- What the task requires: Return all the data below as it stands, minus the pictures.

- Data supplied:
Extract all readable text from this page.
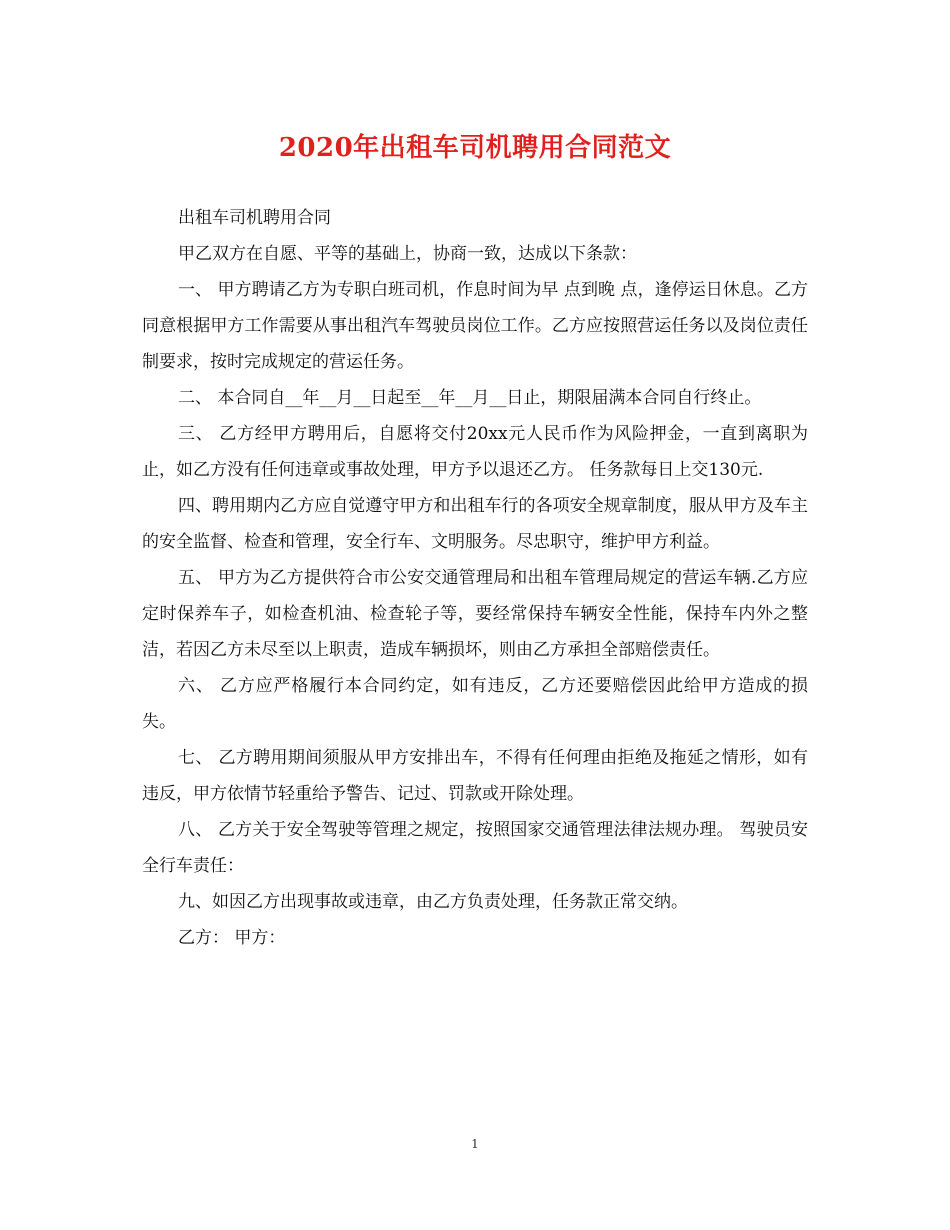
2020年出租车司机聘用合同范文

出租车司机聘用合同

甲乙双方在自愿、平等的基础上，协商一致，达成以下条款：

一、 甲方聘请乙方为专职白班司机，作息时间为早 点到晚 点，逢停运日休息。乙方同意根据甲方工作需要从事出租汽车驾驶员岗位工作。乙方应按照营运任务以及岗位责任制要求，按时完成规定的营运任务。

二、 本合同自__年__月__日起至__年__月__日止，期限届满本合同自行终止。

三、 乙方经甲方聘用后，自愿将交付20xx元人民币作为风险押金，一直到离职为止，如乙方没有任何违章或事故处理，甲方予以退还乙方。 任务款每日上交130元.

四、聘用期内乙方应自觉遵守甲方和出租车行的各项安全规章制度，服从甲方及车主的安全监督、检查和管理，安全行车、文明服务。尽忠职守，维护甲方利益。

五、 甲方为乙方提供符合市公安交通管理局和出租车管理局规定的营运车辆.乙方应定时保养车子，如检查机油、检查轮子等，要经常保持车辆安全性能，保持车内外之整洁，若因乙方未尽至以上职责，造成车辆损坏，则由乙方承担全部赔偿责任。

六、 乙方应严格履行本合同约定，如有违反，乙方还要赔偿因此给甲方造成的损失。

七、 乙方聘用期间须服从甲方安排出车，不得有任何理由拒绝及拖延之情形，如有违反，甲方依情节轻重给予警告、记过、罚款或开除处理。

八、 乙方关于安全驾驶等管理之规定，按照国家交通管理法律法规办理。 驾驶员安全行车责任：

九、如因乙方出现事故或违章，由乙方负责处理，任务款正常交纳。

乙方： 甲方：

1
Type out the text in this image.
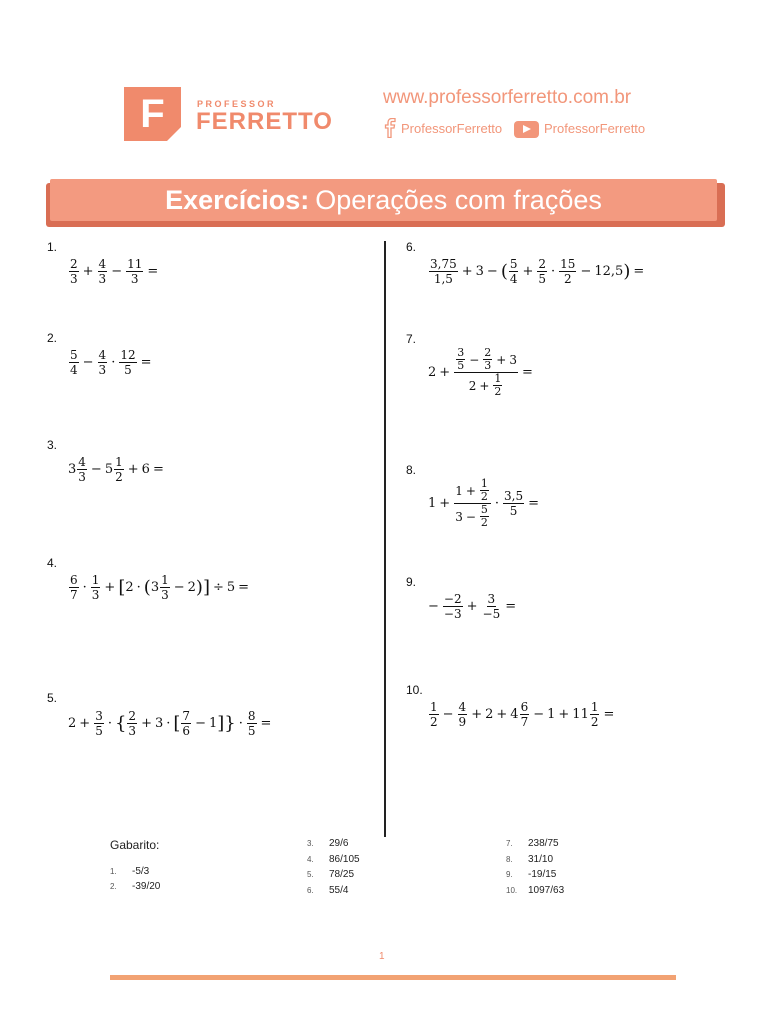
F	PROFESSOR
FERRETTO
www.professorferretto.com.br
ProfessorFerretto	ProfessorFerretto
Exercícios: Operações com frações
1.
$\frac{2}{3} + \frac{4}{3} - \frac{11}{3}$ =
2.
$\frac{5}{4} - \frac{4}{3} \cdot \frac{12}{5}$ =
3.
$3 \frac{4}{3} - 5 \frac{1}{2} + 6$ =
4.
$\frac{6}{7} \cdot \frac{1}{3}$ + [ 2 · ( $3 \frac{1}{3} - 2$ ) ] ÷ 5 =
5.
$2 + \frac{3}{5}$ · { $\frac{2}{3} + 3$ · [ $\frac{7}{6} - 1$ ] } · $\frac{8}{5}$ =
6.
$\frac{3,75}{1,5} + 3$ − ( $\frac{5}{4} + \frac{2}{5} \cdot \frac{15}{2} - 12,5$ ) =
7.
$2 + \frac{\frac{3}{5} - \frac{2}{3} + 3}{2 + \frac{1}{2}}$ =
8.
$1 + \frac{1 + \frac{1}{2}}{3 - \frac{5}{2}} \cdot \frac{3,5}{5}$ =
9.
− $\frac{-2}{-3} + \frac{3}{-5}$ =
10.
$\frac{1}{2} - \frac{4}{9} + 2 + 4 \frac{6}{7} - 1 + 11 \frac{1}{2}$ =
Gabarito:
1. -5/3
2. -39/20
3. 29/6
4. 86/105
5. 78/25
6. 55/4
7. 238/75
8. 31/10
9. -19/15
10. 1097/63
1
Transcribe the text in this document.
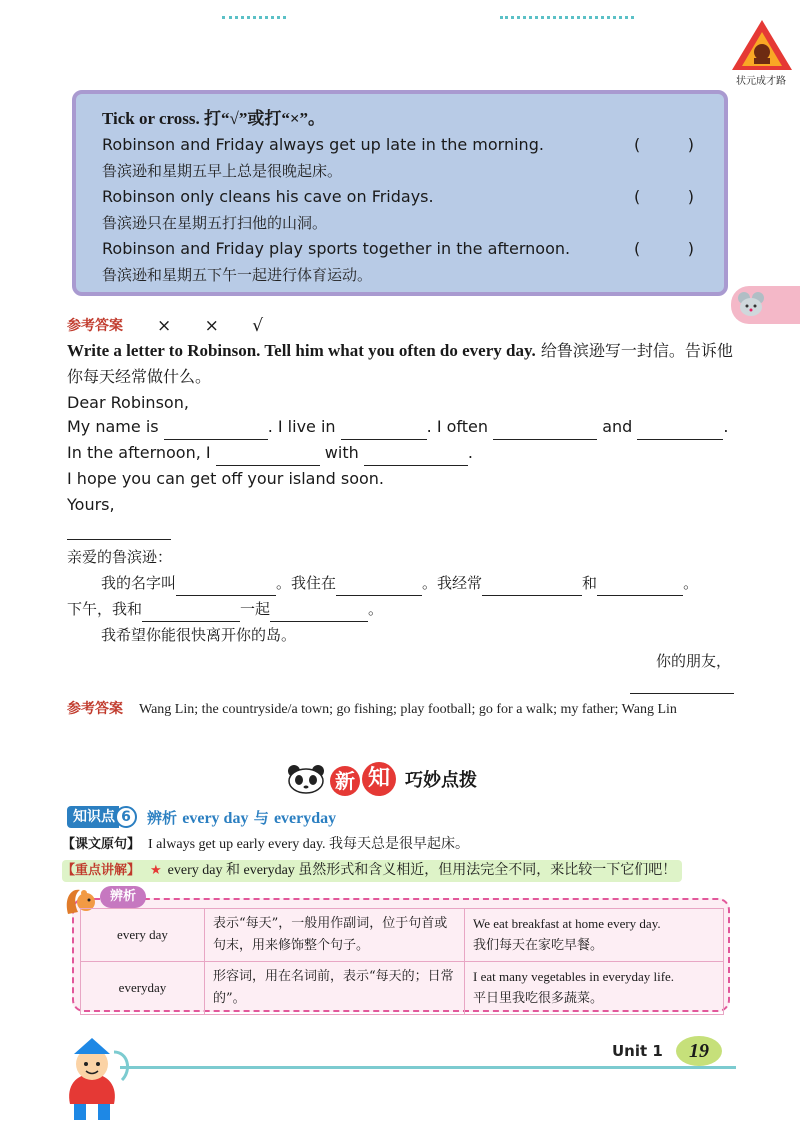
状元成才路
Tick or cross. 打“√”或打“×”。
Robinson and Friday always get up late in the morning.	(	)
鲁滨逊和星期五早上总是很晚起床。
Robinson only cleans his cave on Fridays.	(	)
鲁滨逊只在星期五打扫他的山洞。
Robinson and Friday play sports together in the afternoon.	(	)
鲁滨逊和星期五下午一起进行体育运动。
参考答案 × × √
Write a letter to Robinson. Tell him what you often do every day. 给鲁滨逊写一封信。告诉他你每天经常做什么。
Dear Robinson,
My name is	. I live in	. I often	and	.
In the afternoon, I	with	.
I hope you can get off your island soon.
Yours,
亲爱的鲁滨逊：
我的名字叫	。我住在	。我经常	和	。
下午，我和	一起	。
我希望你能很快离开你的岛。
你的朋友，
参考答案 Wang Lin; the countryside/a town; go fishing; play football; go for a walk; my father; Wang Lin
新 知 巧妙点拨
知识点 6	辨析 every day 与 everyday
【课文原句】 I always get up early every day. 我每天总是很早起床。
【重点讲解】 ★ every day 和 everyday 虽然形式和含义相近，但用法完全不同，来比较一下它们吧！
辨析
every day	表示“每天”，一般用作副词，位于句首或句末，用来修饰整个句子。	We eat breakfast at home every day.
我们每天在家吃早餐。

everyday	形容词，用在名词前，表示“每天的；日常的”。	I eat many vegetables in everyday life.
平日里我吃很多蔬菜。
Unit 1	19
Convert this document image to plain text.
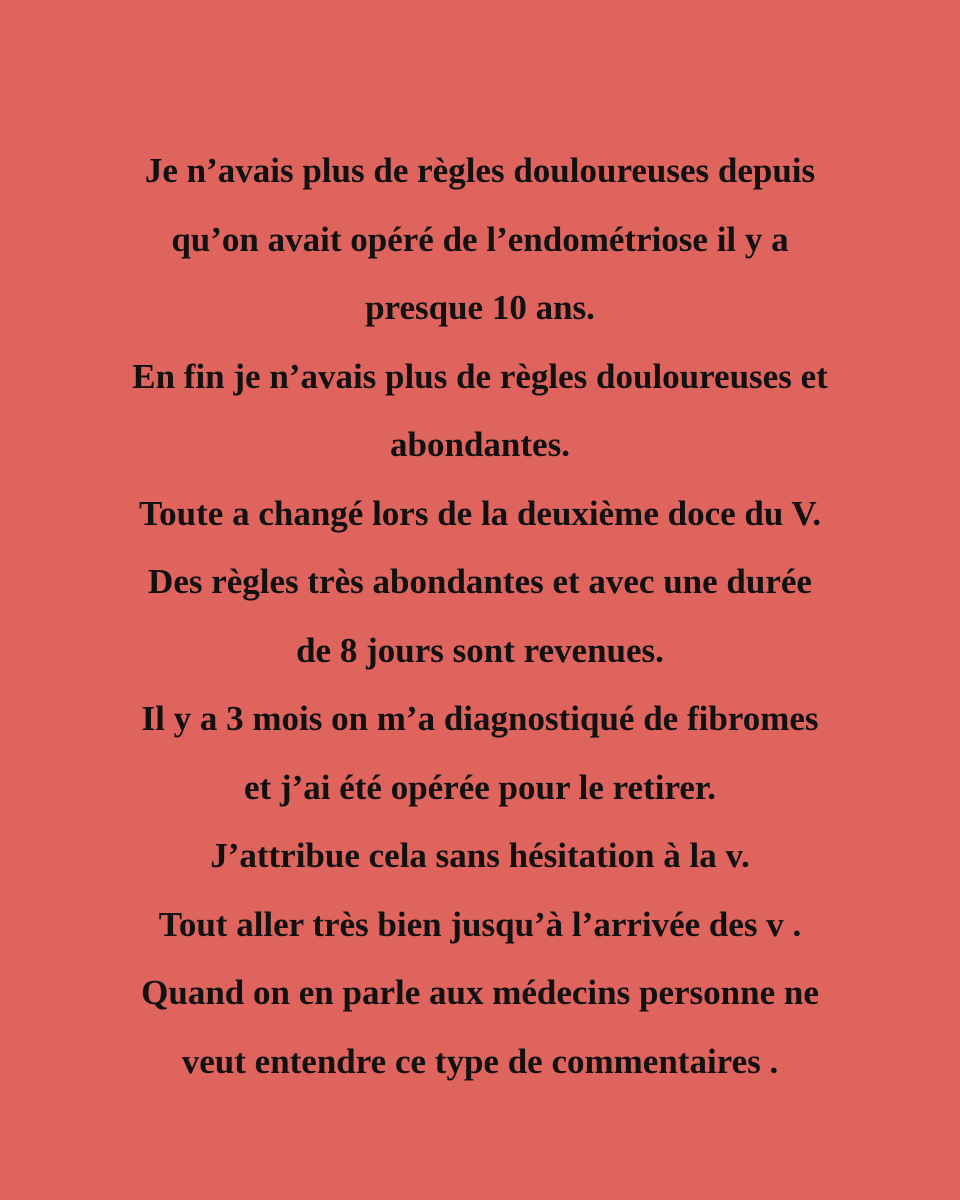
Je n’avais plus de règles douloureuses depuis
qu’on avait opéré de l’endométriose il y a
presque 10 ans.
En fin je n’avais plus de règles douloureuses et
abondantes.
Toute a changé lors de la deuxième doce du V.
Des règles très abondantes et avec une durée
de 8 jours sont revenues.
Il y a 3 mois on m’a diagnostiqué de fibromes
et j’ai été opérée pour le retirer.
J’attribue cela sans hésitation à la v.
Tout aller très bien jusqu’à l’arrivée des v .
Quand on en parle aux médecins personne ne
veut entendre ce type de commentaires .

- Solution for this problem:
Extract all readable text from this page.
2020年出租车司机聘用合同范文

出租车司机聘用合同

甲乙双方在自愿、平等的基础上，协商一致，达成以下条款：

一、 甲方聘请乙方为专职白班司机，作息时间为早 点到晚 点，逢停运日休息。乙方同意根据甲方工作需要从事出租汽车驾驶员岗位工作。乙方应按照营运任务以及岗位责任制要求，按时完成规定的营运任务。

二、 本合同自__年__月__日起至__年__月__日止，期限届满本合同自行终止。

三、 乙方经甲方聘用后，自愿将交付20xx元人民币作为风险押金，一直到离职为止，如乙方没有任何违章或事故处理，甲方予以退还乙方。 任务款每日上交130元.

四、聘用期内乙方应自觉遵守甲方和出租车行的各项安全规章制度，服从甲方及车主的安全监督、检查和管理，安全行车、文明服务。尽忠职守，维护甲方利益。

五、 甲方为乙方提供符合市公安交通管理局和出租车管理局规定的营运车辆.乙方应定时保养车子，如检查机油、检查轮子等，要经常保持车辆安全性能，保持车内外之整洁，若因乙方未尽至以上职责，造成车辆损坏，则由乙方承担全部赔偿责任。

六、 乙方应严格履行本合同约定，如有违反，乙方还要赔偿因此给甲方造成的损失。

七、 乙方聘用期间须服从甲方安排出车，不得有任何理由拒绝及拖延之情形，如有违反，甲方依情节轻重给予警告、记过、罚款或开除处理。

八、 乙方关于安全驾驶等管理之规定，按照国家交通管理法律法规办理。 驾驶员安全行车责任：

九、如因乙方出现事故或违章，由乙方负责处理，任务款正常交纳。

乙方： 甲方：

1
Type out the text in this image.
F	PROFESSOR
FERRETTO
www.professorferretto.com.br
ProfessorFerretto	ProfessorFerretto
Exercícios: Operações com frações
1.
$\frac{2}{3} + \frac{4}{3} - \frac{11}{3}$ =
2.
$\frac{5}{4} - \frac{4}{3} \cdot \frac{12}{5}$ =
3.
$3 \frac{4}{3} - 5 \frac{1}{2} + 6$ =
4.
$\frac{6}{7} \cdot \frac{1}{3}$ + [ 2 · ( $3 \frac{1}{3} - 2$ ) ] ÷ 5 =
5.
$2 + \frac{3}{5}$ · { $\frac{2}{3} + 3$ · [ $\frac{7}{6} - 1$ ] } · $\frac{8}{5}$ =
6.
$\frac{3,75}{1,5} + 3$ − ( $\frac{5}{4} + \frac{2}{5} \cdot \frac{15}{2} - 12,5$ ) =
7.
$2 + \frac{\frac{3}{5} - \frac{2}{3} + 3}{2 + \frac{1}{2}}$ =
8.
$1 + \frac{1 + \frac{1}{2}}{3 - \frac{5}{2}} \cdot \frac{3,5}{5}$ =
9.
− $\frac{-2}{-3} + \frac{3}{-5}$ =
10.
$\frac{1}{2} - \frac{4}{9} + 2 + 4 \frac{6}{7} - 1 + 11 \frac{1}{2}$ =
Gabarito:
1. -5/3
2. -39/20
3. 29/6
4. 86/105
5. 78/25
6. 55/4
7. 238/75
8. 31/10
9. -19/15
10. 1097/63
1
Transcribe the text in this document.
状元成才路
Tick or cross. 打“√”或打“×”。
Robinson and Friday always get up late in the morning.	(	)
鲁滨逊和星期五早上总是很晚起床。
Robinson only cleans his cave on Fridays.	(	)
鲁滨逊只在星期五打扫他的山洞。
Robinson and Friday play sports together in the afternoon.	(	)
鲁滨逊和星期五下午一起进行体育运动。
参考答案 × × √
Write a letter to Robinson. Tell him what you often do every day. 给鲁滨逊写一封信。告诉他你每天经常做什么。
Dear Robinson,
My name is	. I live in	. I often	and	.
In the afternoon, I	with	.
I hope you can get off your island soon.
Yours,
亲爱的鲁滨逊：
我的名字叫	。我住在	。我经常	和	。
下午，我和	一起	。
我希望你能很快离开你的岛。
你的朋友，
参考答案 Wang Lin; the countryside/a town; go fishing; play football; go for a walk; my father; Wang Lin
新 知 巧妙点拨
知识点 6	辨析 every day 与 everyday
【课文原句】 I always get up early every day. 我每天总是很早起床。
【重点讲解】 ★ every day 和 everyday 虽然形式和含义相近，但用法完全不同，来比较一下它们吧！
辨析
every day	表示“每天”，一般用作副词，位于句首或句末，用来修饰整个句子。	We eat breakfast at home every day.
我们每天在家吃早餐。

everyday	形容词，用在名词前，表示“每天的；日常的”。	I eat many vegetables in everyday life.
平日里我吃很多蔬菜。
Unit 1	19
Convert this document image to plain text.
Je n’avais plus de règles douloureuses depuis
qu’on avait opéré de l’endométriose il y a
presque 10 ans.
En fin je n’avais plus de règles douloureuses et
abondantes.
Toute a changé lors de la deuxième doce du V.
Des règles très abondantes et avec une durée
de 8 jours sont revenues.
Il y a 3 mois on m’a diagnostiqué de fibromes
et j’ai été opérée pour le retirer.
J’attribue cela sans hésitation à la v.
Tout aller très bien jusqu’à l’arrivée des v .
Quand on en parle aux médecins personne ne
veut entendre ce type de commentaires .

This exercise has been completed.